● **Aim**: Copy out each line featuring the string "sometimes" from the entries beneath.
++++++++
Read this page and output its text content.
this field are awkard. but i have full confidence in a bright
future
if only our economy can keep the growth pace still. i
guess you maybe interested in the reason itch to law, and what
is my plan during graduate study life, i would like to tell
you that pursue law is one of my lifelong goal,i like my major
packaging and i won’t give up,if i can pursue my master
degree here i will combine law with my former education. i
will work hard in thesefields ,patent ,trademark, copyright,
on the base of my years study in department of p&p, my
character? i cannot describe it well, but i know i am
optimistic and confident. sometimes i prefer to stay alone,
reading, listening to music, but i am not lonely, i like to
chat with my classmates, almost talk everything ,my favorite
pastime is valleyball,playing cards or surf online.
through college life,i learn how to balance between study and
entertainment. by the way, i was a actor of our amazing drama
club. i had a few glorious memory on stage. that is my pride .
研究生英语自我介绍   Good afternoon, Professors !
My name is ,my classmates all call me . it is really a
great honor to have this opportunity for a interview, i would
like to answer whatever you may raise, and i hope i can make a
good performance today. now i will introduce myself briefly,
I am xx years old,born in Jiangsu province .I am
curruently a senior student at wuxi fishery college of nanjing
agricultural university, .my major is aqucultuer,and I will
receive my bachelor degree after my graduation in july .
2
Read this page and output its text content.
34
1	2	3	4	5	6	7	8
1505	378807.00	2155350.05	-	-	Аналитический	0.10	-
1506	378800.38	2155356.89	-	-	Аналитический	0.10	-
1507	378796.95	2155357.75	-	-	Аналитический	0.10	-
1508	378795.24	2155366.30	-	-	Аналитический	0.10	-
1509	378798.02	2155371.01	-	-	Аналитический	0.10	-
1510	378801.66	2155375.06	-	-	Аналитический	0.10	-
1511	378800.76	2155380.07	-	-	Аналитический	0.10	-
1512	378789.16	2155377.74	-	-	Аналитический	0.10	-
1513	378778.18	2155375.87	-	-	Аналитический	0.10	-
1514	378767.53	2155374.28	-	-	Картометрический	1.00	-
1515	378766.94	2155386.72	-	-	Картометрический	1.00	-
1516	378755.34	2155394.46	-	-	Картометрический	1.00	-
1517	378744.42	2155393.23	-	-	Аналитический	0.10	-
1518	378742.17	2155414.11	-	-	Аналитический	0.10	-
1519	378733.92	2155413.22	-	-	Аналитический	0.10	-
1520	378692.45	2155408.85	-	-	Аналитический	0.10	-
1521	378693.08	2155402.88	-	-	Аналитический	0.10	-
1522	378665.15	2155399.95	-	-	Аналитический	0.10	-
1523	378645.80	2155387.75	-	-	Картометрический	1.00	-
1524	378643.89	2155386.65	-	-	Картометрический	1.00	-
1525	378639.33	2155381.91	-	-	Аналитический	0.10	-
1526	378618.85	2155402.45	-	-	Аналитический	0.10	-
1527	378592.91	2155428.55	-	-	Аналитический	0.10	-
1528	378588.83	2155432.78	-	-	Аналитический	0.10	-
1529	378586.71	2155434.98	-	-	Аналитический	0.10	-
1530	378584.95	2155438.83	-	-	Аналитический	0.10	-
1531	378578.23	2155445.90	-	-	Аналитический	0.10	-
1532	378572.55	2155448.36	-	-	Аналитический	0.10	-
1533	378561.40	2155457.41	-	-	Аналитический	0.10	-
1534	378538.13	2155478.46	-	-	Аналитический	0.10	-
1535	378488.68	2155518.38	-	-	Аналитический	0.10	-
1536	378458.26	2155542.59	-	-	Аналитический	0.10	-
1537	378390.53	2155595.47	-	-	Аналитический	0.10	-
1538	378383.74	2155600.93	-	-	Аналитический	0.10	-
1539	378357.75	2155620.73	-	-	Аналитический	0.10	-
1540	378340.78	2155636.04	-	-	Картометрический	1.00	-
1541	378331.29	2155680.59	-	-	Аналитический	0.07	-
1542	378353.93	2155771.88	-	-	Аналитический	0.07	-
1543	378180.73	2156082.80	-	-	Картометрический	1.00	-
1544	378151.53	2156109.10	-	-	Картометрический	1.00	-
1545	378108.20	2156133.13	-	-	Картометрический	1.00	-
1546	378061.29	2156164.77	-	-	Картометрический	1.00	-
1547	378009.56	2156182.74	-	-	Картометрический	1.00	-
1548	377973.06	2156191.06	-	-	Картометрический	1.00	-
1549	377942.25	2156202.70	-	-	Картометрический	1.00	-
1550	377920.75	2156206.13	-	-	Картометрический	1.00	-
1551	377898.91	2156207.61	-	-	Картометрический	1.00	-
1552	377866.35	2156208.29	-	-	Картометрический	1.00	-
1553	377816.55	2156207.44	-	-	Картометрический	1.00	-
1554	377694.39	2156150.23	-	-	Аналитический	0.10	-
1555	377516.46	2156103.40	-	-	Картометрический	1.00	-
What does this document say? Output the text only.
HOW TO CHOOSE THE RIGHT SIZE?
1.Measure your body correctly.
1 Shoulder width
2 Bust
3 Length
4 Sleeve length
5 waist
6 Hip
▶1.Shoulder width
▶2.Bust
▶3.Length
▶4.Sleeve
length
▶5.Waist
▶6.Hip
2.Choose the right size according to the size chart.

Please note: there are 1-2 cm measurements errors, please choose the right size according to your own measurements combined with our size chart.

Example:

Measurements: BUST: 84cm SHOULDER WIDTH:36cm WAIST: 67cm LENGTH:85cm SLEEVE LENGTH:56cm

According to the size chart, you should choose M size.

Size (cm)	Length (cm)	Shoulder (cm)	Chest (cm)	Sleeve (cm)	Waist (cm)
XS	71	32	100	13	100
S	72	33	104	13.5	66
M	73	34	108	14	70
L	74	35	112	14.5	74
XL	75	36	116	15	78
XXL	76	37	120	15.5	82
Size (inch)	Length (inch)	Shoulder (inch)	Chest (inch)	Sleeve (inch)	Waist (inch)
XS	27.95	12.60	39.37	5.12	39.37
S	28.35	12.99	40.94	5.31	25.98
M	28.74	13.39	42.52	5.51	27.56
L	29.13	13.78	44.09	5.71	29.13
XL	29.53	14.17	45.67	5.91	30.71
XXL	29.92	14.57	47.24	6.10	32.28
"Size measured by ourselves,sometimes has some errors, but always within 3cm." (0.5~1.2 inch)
++++++++
● **Answer to the task**:
optimistic and confident. sometimes i prefer to stay alone,
"Size measured by ourselves,sometimes has some errors, but always within 3cm." (0.5~1.2 inch)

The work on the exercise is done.